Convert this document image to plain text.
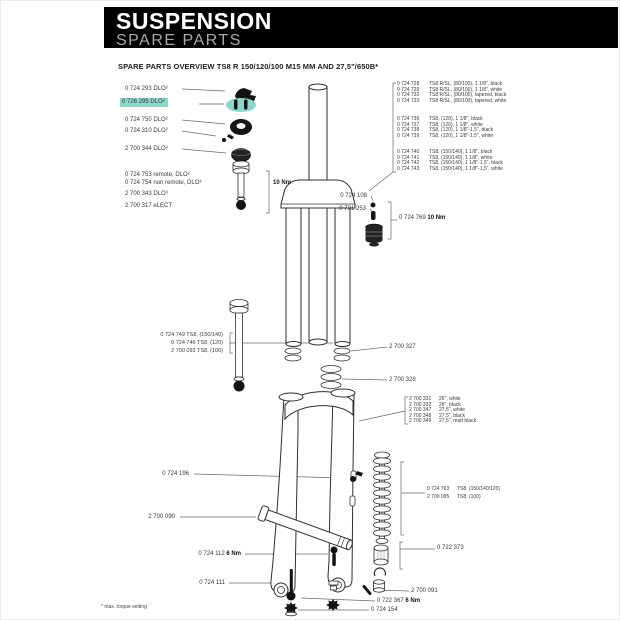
SUSPENSION
SPARE PARTS
SPARE PARTS OVERVIEW TS8 R 150/120/100 M15 MM AND 27,5"/650B*
0 724 293 DLO²
0 726 295 DLO²
0 724 750 DLO²
0 724 310 DLO²
2 700 344 DLO³
0 724 753 remote, DLO²
0 724 754 non remote, DLO³
2 700 343 DLO³
2 700 317 eLECT
10 Nm
0 724 728 TS8 R/SL, (80/100), 1 1/8", black
0 724 729 TS8 R/SL, (80/100), 1 1/8", white
0 724 732 TS8 R/SL, (80/100), tapered, black
0 724 733 TS8 R/SL, (80/100), tapered, white
0 724 736 TS8, (120), 1 1/8", black
0 724 737 TS8, (120), 1 1/8", white
0 724 738 TS8, (120), 1 1/8"-1,5", black
0 724 739 TS8, (120), 1 1/8"-1,5", white
0 724 740 TS8, (150/140), 1 1/8", black
0 724 741 TS8, (150/140), 1 1/8", white
0 724 742 TS8, (150/140), 1 1/8"-1,5", black
0 724 743 TS8, (150/140), 1 1/8"-1,5", white
0 724 108
0 731 253
0 724 769 10 Nm
0 724 749 TS8, (150/140)
0 724 746 TS8, (120)
2 700 093 TS8, (100)
2 700 327
2 700 328
2 700 331 26", white
2 700 332 26", black
2 700 347 27,5", white
2 700 348 27,5", black
2 700 349 27,5", matt black
0 724 763 TS8, (150/140/120)
2 700 095 TS8, (100)
0 722 373
0 724 196
2 700 090
0 724 112 6 Nm
0 724 111
2 700 091
0 722 367 6 Nm
0 724 154
* max. torque setting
....................
▸ **What you will do**
Copy all lines from the data that hold the word "remote".

▸ **Exercise output**
0 724 753 remote, DLO²
0 724 754 non remote, DLO³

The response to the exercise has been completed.